▶ [Entries shown]:
────────────────────

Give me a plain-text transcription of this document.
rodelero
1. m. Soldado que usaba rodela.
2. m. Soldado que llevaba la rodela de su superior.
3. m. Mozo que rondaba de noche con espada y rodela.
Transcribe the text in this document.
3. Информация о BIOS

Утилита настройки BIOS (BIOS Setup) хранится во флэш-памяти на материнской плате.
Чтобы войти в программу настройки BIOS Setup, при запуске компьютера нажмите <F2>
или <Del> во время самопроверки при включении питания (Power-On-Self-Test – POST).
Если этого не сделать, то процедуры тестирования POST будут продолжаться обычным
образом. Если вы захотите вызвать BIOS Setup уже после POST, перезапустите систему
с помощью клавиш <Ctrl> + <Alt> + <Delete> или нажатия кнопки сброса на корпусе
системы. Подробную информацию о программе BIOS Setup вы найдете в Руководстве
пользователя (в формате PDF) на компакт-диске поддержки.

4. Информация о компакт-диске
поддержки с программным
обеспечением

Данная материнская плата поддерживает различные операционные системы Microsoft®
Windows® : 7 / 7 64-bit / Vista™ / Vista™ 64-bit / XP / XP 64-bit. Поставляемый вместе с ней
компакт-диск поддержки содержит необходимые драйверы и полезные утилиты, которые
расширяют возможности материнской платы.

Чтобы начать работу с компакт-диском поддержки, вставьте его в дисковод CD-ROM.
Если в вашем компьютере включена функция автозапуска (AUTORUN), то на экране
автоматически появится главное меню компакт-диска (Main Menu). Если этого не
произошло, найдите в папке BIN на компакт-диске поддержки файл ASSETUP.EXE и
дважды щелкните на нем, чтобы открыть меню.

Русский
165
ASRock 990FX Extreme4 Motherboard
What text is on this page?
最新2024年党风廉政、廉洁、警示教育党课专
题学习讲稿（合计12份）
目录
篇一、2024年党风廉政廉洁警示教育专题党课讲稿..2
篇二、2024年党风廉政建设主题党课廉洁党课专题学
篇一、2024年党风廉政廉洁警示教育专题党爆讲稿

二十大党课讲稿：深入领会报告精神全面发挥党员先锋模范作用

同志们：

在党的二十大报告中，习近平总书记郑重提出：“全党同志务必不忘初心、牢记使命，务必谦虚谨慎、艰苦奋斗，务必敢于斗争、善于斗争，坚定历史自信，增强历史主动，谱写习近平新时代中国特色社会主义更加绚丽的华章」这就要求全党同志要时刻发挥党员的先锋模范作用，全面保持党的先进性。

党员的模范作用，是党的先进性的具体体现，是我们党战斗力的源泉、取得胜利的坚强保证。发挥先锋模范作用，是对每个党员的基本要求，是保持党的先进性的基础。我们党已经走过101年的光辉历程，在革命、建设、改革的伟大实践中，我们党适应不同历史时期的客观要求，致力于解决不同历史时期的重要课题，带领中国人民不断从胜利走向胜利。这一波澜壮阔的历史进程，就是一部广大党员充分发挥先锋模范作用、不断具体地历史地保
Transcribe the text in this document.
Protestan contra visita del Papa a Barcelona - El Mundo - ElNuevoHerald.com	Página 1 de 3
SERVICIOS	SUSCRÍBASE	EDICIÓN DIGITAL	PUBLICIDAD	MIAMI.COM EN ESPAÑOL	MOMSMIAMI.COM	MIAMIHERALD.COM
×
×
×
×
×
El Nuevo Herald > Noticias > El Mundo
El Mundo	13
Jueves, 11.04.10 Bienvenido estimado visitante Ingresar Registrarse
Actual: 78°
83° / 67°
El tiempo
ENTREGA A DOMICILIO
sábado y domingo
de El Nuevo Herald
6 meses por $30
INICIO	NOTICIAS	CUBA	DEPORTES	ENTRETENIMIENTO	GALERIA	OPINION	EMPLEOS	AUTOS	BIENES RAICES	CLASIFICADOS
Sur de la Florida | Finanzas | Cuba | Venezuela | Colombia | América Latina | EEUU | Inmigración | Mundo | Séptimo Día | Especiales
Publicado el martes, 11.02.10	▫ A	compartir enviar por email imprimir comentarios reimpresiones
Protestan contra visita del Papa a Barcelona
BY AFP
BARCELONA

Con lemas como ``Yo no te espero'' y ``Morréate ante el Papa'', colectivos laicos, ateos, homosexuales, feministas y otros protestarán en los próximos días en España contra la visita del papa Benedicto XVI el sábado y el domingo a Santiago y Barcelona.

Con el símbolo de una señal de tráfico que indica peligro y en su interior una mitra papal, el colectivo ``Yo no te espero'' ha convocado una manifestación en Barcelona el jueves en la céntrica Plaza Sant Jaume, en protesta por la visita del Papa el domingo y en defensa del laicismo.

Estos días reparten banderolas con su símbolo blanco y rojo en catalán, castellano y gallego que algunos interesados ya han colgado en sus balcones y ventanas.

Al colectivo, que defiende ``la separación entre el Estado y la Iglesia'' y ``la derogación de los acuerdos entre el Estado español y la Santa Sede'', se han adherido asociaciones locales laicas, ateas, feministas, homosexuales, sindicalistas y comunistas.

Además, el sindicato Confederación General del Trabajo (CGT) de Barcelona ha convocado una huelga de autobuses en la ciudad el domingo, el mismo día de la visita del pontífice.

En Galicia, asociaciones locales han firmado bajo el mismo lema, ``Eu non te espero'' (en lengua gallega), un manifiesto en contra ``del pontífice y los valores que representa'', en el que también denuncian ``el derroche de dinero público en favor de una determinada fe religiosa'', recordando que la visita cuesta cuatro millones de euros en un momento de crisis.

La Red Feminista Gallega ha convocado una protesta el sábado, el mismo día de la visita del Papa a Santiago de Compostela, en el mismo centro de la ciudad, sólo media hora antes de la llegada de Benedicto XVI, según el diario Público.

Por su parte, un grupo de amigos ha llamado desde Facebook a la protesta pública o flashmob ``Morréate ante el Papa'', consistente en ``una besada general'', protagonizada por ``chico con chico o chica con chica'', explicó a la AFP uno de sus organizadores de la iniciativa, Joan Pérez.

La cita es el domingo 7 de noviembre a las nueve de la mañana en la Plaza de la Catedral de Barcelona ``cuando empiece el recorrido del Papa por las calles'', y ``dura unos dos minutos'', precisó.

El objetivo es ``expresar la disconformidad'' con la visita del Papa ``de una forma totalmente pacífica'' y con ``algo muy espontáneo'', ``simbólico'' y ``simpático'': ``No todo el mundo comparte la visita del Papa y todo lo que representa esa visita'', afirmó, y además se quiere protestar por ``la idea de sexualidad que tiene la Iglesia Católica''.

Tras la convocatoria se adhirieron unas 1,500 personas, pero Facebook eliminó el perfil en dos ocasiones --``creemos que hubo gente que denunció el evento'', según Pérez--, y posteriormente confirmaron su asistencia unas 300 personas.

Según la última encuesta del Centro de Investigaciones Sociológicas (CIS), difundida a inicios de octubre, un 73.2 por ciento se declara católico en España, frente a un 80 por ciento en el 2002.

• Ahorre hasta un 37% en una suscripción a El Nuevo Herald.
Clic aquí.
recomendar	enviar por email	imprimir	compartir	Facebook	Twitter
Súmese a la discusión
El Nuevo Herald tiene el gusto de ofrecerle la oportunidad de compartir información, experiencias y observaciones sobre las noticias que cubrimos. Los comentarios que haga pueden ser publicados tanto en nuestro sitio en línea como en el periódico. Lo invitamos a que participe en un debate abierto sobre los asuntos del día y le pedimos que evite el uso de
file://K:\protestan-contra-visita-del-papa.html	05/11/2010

────────────────────

▶ [Goal]: Scan the entries above. Copy each line that has the string "compartir".

▶ [Worked answer]:
Publicado el martes, 11.02.10	▫ A	compartir enviar por email imprimir comentarios reimpresiones
recomendar	enviar por email	imprimir	compartir	Facebook	Twitter
El Nuevo Herald tiene el gusto de ofrecerle la oportunidad de compartir información, experiencias y observaciones sobre las noticias que cubrimos. Los comentarios que haga pueden ser publicados tanto en nuestro sitio en línea como en el periódico. Lo invitamos a que participe en un debate abierto sobre los asuntos del día y le pedimos que evite el uso de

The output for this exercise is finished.